■ Your instructions ■
Without including any pictures, copy each entry below exactly.

■ Stored data ■
--

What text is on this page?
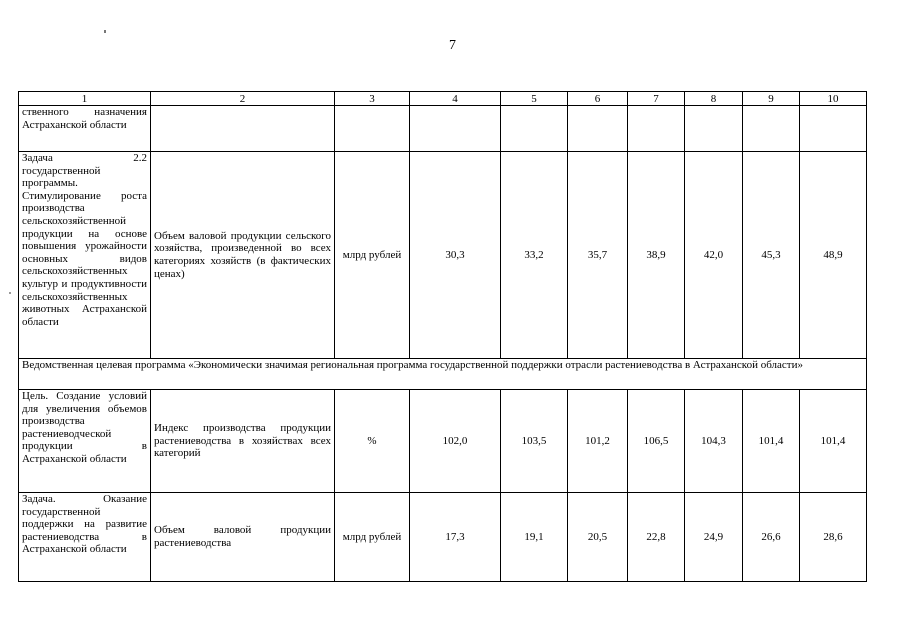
7
1	2	3	4	5	6	7	8	9	10
ственного назначения Астраханской области									
Задача 2.2 государственной программы. Стимулирование роста производства сельскохозяйственной продукции на основе повышения урожайности основных видов сельскохозяйственных культур и продуктивности сельскохозяйственных животных Астраханской области	Объем валовой продукции сельского хозяйства, произведенной во всех категориях хозяйств (в фактических ценах)	млрд рублей	30,3	33,2	35,7	38,9	42,0	45,3	48,9
Ведомственная целевая программа «Экономически значимая региональная программа государственной поддержки отрасли растениеводства в Астраханской области»									
Цель. Создание условий для увеличения объемов производства растениеводческой продукции в Астраханской области	Индекс производства продукции растениеводства в хозяйствах всех категорий	%	102,0	103,5	101,2	106,5	104,3	101,4	101,4
Задача. Оказание государственной поддержки на развитие растениеводства в Астраханской области	Объем валовой продукции растениеводства	млрд рублей	17,3	19,1	20,5	22,8	24,9	26,6	28,6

--

■ Worked solution ■
What text is on this page?
7
1	2	3	4	5	6	7	8	9	10
ственного назначения Астраханской области									
Задача 2.2 государственной программы. Стимулирование роста производства сельскохозяйственной продукции на основе повышения урожайности основных видов сельскохозяйственных культур и продуктивности сельскохозяйственных животных Астраханской области	Объем валовой продукции сельского хозяйства, произведенной во всех категориях хозяйств (в фактических ценах)	млрд рублей	30,3	33,2	35,7	38,9	42,0	45,3	48,9
Ведомственная целевая программа «Экономически значимая региональная программа государственной поддержки отрасли растениеводства в Астраханской области»									
Цель. Создание условий для увеличения объемов производства растениеводческой продукции в Астраханской области	Индекс производства продукции растениеводства в хозяйствах всех категорий	%	102,0	103,5	101,2	106,5	104,3	101,4	101,4
Задача. Оказание государственной поддержки на развитие растениеводства в Астраханской области	Объем валовой продукции растениеводства	млрд рублей	17,3	19,1	20,5	22,8	24,9	26,6	28,6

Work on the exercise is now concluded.